§ Directions for this task:
Using the listing below, please gather every line containing the word "debajo".

:::

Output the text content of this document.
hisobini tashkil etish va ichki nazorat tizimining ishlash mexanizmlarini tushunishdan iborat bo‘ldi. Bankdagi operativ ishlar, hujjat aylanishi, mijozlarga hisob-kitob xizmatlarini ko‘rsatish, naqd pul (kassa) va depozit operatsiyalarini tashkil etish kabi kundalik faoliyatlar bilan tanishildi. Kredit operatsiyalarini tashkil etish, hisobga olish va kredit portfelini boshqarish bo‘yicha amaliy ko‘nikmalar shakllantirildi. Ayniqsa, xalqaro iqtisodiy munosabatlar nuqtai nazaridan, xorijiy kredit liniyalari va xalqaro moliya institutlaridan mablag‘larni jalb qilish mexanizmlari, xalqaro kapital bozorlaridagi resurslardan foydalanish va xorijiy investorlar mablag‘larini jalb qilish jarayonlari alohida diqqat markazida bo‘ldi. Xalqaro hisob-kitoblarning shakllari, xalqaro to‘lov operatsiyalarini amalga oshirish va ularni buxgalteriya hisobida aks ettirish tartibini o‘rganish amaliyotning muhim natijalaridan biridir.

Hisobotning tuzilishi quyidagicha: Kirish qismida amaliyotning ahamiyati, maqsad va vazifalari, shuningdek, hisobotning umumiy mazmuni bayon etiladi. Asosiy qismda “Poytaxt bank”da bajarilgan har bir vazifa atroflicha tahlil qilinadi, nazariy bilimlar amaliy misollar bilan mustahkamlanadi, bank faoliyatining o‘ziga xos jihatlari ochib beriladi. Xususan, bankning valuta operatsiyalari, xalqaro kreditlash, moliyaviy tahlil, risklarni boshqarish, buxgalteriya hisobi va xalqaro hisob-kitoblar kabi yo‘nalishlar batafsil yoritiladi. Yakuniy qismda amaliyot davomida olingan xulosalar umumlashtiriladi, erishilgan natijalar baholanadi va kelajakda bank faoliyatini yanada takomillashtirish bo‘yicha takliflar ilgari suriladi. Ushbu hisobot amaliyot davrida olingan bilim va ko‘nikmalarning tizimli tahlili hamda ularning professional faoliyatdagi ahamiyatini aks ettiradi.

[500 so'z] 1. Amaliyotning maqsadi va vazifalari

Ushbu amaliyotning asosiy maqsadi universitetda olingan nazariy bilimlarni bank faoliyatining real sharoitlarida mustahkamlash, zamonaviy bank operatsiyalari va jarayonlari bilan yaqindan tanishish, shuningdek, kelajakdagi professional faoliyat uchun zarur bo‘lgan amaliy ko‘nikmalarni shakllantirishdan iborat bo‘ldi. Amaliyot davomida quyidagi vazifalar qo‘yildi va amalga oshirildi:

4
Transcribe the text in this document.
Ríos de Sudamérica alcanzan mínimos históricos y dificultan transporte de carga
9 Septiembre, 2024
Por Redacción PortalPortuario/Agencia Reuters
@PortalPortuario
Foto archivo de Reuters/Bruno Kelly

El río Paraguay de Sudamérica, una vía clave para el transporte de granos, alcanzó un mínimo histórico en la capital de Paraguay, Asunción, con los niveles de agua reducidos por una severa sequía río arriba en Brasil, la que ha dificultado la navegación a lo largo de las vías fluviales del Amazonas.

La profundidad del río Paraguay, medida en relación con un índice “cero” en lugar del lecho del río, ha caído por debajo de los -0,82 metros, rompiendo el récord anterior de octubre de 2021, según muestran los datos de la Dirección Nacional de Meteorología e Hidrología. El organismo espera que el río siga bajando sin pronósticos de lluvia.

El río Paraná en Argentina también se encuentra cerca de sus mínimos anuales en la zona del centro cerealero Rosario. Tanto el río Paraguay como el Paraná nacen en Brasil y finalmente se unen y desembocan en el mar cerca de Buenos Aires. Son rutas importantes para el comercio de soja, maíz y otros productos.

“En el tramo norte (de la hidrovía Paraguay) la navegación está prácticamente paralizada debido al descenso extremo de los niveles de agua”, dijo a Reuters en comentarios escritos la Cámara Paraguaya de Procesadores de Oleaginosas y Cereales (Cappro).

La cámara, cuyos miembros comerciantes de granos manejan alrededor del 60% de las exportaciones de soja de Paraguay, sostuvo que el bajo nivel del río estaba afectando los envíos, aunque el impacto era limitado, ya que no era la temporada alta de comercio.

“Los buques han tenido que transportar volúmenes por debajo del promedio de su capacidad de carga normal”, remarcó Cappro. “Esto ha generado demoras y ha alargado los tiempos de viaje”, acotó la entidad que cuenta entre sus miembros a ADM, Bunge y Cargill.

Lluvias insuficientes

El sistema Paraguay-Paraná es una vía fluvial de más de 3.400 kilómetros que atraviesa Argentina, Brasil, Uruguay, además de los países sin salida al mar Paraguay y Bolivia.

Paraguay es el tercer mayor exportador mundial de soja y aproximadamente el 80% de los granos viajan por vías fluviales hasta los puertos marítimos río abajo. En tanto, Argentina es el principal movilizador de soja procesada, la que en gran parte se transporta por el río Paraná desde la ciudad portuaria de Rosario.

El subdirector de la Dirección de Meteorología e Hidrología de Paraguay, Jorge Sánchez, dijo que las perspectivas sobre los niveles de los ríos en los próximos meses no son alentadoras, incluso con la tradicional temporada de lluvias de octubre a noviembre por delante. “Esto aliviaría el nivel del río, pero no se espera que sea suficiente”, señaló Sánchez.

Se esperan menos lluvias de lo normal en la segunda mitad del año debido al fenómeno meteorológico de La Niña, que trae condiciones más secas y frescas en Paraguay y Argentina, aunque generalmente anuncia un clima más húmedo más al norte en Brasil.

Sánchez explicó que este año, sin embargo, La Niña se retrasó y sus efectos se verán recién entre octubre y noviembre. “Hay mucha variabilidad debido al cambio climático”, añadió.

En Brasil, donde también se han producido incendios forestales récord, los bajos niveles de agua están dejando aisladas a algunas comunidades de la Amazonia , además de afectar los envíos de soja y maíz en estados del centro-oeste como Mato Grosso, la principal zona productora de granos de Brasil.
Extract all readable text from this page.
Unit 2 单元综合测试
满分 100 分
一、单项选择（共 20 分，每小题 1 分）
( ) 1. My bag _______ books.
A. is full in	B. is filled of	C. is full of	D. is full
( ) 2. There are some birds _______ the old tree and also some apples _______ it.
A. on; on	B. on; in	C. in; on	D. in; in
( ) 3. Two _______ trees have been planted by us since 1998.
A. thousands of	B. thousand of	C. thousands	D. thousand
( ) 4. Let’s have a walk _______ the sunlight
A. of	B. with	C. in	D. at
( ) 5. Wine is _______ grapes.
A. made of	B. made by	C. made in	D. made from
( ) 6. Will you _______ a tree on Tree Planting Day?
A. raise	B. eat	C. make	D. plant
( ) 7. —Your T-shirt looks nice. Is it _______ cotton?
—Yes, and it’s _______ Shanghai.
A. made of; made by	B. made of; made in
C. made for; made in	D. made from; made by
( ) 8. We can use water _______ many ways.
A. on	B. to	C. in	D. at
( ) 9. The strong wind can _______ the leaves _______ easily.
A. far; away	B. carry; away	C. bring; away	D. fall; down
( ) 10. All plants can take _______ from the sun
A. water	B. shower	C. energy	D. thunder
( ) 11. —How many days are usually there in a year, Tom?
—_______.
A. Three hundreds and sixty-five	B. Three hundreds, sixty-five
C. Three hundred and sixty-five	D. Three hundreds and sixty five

:::

§ Result for this exercise:
La profundidad del río Paraguay, medida en relación con un índice “cero” en lugar del lecho del río, ha caído por debajo de los -0,82 metros, rompiendo el récord anterior de octubre de 2021, según muestran los datos de la Dirección Nacional de Meteorología e Hidrología. El organismo espera que el río siga bajando sin pronósticos de lluvia.
“Los buques han tenido que transportar volúmenes por debajo del promedio de su capacidad de carga normal”, remarcó Cappro. “Esto ha generado demoras y ha alargado los tiempos de viaje”, acotó la entidad que cuenta entre sus miembros a ADM, Bunge y Cargill.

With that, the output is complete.